MATERIAL PROVIDED:

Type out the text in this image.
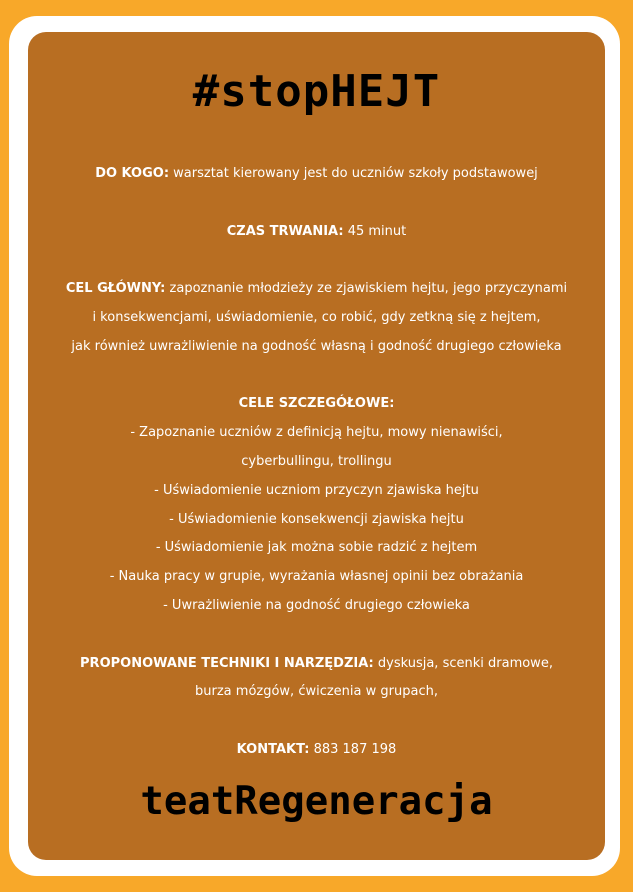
#stopHEJT
DO KOGO: warsztat kierowany jest do uczniów szkoły podstawowej
CZAS TRWANIA: 45 minut
CEL GŁÓWNY: zapoznanie młodzieży ze zjawiskiem hejtu, jego przyczynami
i konsekwencjami, uświadomienie, co robić, gdy zetkną się z hejtem,
jak również uwrażliwienie na godność własną i godność drugiego człowieka
CELE SZCZEGÓŁOWE:
- Zapoznanie uczniów z definicją hejtu, mowy nienawiści,
cyberbullingu, trollingu
- Uświadomienie uczniom przyczyn zjawiska hejtu
- Uświadomienie konsekwencji zjawiska hejtu
- Uświadomienie jak można sobie radzić z hejtem
- Nauka pracy w grupie, wyrażania własnej opinii bez obrażania
- Uwrażliwienie na godność drugiego człowieka
PROPONOWANE TECHNIKI I NARZĘDZIA: dyskusja, scenki dramowe,
burza mózgów, ćwiczenia w grupach,
KONTAKT: 883 187 198
teatRegeneracja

WORK REQUIRED: Copy in full each line that holds the word "zjawiska".

EXERCISE ANSWER:
- Uświadomienie uczniom przyczyn zjawiska hejtu
- Uświadomienie konsekwencji zjawiska hejtu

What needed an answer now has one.